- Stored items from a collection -
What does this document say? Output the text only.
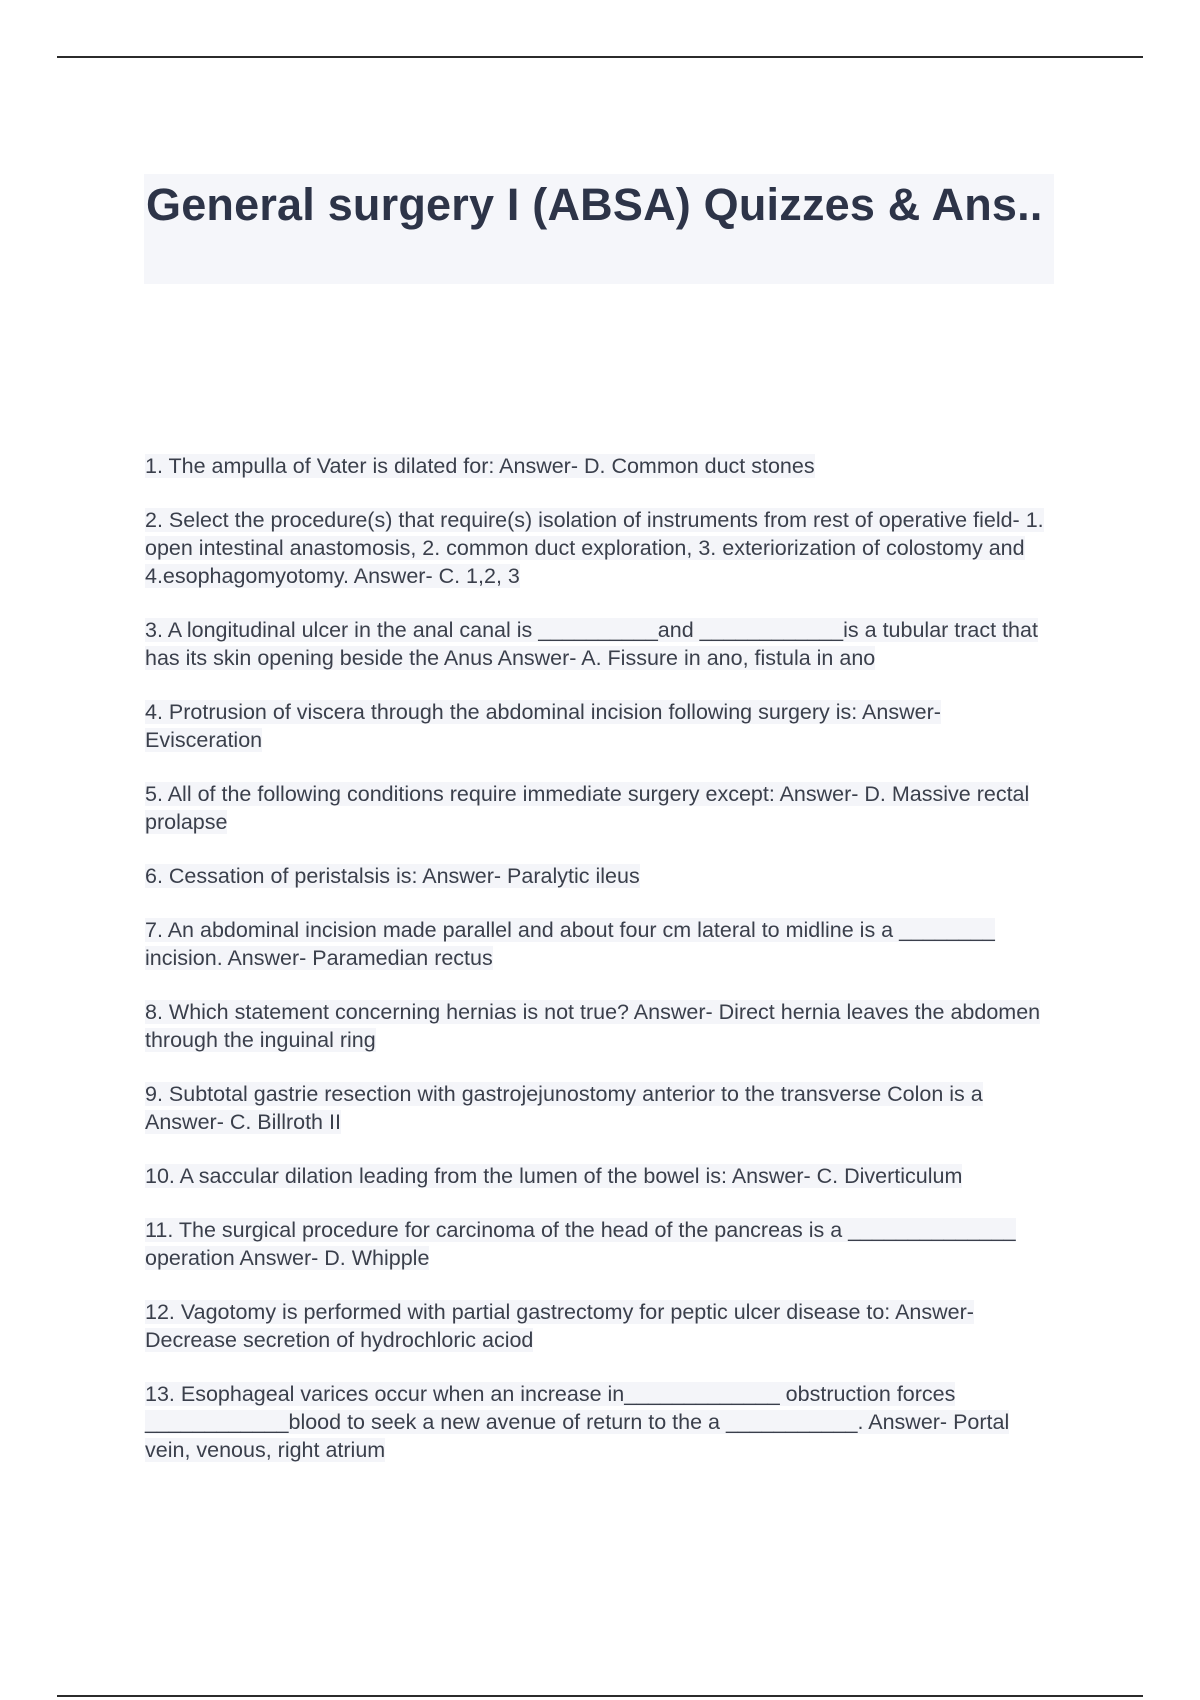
General surgery I (ABSA) Quizzes & Ans..
1. The ampulla of Vater is dilated for: Answer- D. Common duct stones
2. Select the procedure(s) that require(s) isolation of instruments from rest of operative field- 1. open intestinal anastomosis, 2. common duct exploration, 3. exteriorization of colostomy and 4.esophagomyotomy. Answer- C. 1,2, 3
3. A longitudinal ulcer in the anal canal is __________and ____________is a tubular tract that has its skin opening beside the Anus Answer- A. Fissure in ano, fistula in ano
4. Protrusion of viscera through the abdominal incision following surgery is: Answer- Evisceration
5. All of the following conditions require immediate surgery except: Answer- D. Massive rectal prolapse
6. Cessation of peristalsis is: Answer- Paralytic ileus
7. An abdominal incision made parallel and about four cm lateral to midline is a ________ incision. Answer- Paramedian rectus
8. Which statement concerning hernias is not true? Answer- Direct hernia leaves the abdomen through the inguinal ring
9. Subtotal gastrie resection with gastrojejunostomy anterior to the transverse Colon is a Answer- C. Billroth II
10. A saccular dilation leading from the lumen of the bowel is: Answer- C. Diverticulum
11. The surgical procedure for carcinoma of the head of the pancreas is a ______________ operation Answer- D. Whipple
12. Vagotomy is performed with partial gastrectomy for peptic ulcer disease to: Answer- Decrease secretion of hydrochloric aciod
13. Esophageal varices occur when an increase in_____________ obstruction forces ____________blood to seek a new avenue of return to the a ___________. Answer- Portal vein, venous, right atrium
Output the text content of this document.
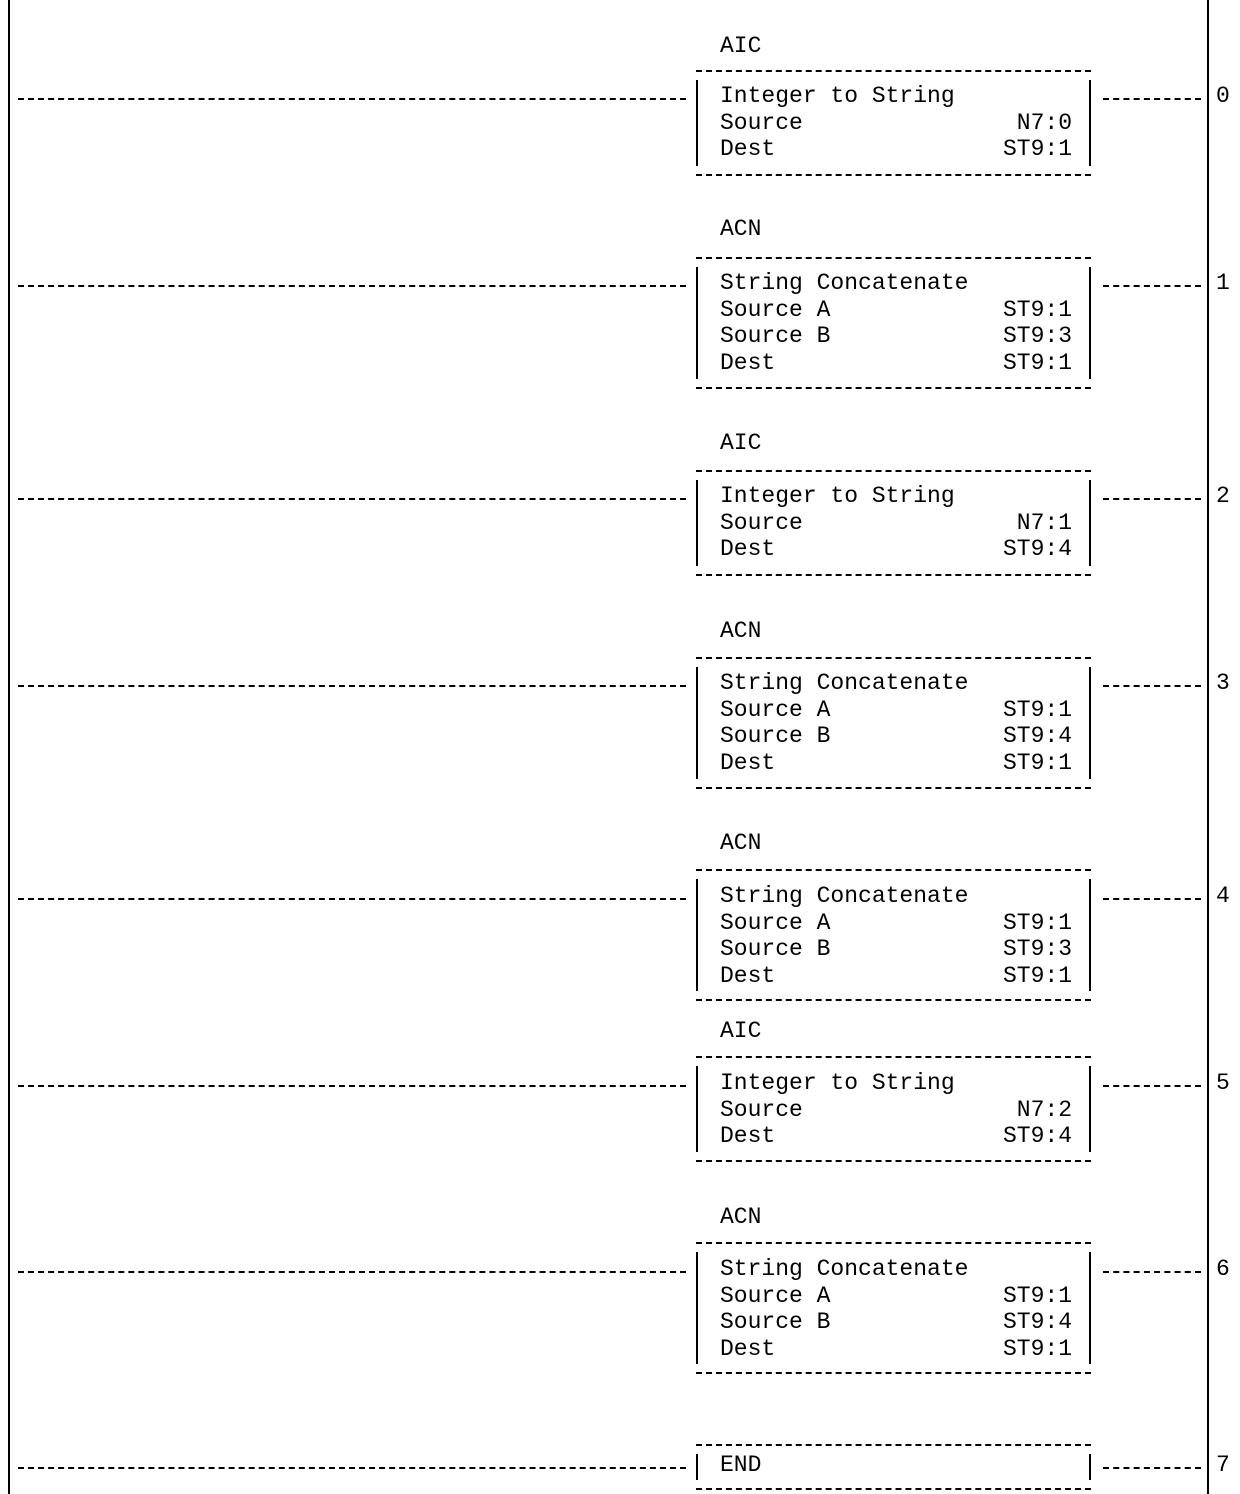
AIC
Integer to String
Source	N7:0
Dest	ST9:1
0
ACN
String Concatenate
Source A	ST9:1
Source B	ST9:3
Dest	ST9:1
1
AIC
Integer to String
Source	N7:1
Dest	ST9:4
2
ACN
String Concatenate
Source A	ST9:1
Source B	ST9:4
Dest	ST9:1
3
ACN
String Concatenate
Source A	ST9:1
Source B	ST9:3
Dest	ST9:1
4
AIC
Integer to String
Source	N7:2
Dest	ST9:4
5
ACN
String Concatenate
Source A	ST9:1
Source B	ST9:4
Dest	ST9:1
6
END	7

- Problem description -
Repeat every record precisely. Any picture among them stays out of the copy.

- Written solution -
What does this document say? Output the text only.
General surgery I (ABSA) Quizzes & Ans..
1. The ampulla of Vater is dilated for: Answer- D. Common duct stones
2. Select the procedure(s) that require(s) isolation of instruments from rest of operative field- 1. open intestinal anastomosis, 2. common duct exploration, 3. exteriorization of colostomy and 4.esophagomyotomy. Answer- C. 1,2, 3
3. A longitudinal ulcer in the anal canal is __________and ____________is a tubular tract that has its skin opening beside the Anus Answer- A. Fissure in ano, fistula in ano
4. Protrusion of viscera through the abdominal incision following surgery is: Answer- Evisceration
5. All of the following conditions require immediate surgery except: Answer- D. Massive rectal prolapse
6. Cessation of peristalsis is: Answer- Paralytic ileus
7. An abdominal incision made parallel and about four cm lateral to midline is a ________ incision. Answer- Paramedian rectus
8. Which statement concerning hernias is not true? Answer- Direct hernia leaves the abdomen through the inguinal ring
9. Subtotal gastrie resection with gastrojejunostomy anterior to the transverse Colon is a Answer- C. Billroth II
10. A saccular dilation leading from the lumen of the bowel is: Answer- C. Diverticulum
11. The surgical procedure for carcinoma of the head of the pancreas is a ______________ operation Answer- D. Whipple
12. Vagotomy is performed with partial gastrectomy for peptic ulcer disease to: Answer- Decrease secretion of hydrochloric aciod
13. Esophageal varices occur when an increase in_____________ obstruction forces ____________blood to seek a new avenue of return to the a ___________. Answer- Portal vein, venous, right atrium
Output the text content of this document.
AIC
Integer to String
Source	N7:0
Dest	ST9:1
0
ACN
String Concatenate
Source A	ST9:1
Source B	ST9:3
Dest	ST9:1
1
AIC
Integer to String
Source	N7:1
Dest	ST9:4
2
ACN
String Concatenate
Source A	ST9:1
Source B	ST9:4
Dest	ST9:1
3
ACN
String Concatenate
Source A	ST9:1
Source B	ST9:3
Dest	ST9:1
4
AIC
Integer to String
Source	N7:2
Dest	ST9:4
5
ACN
String Concatenate
Source A	ST9:1
Source B	ST9:4
Dest	ST9:1
6
END	7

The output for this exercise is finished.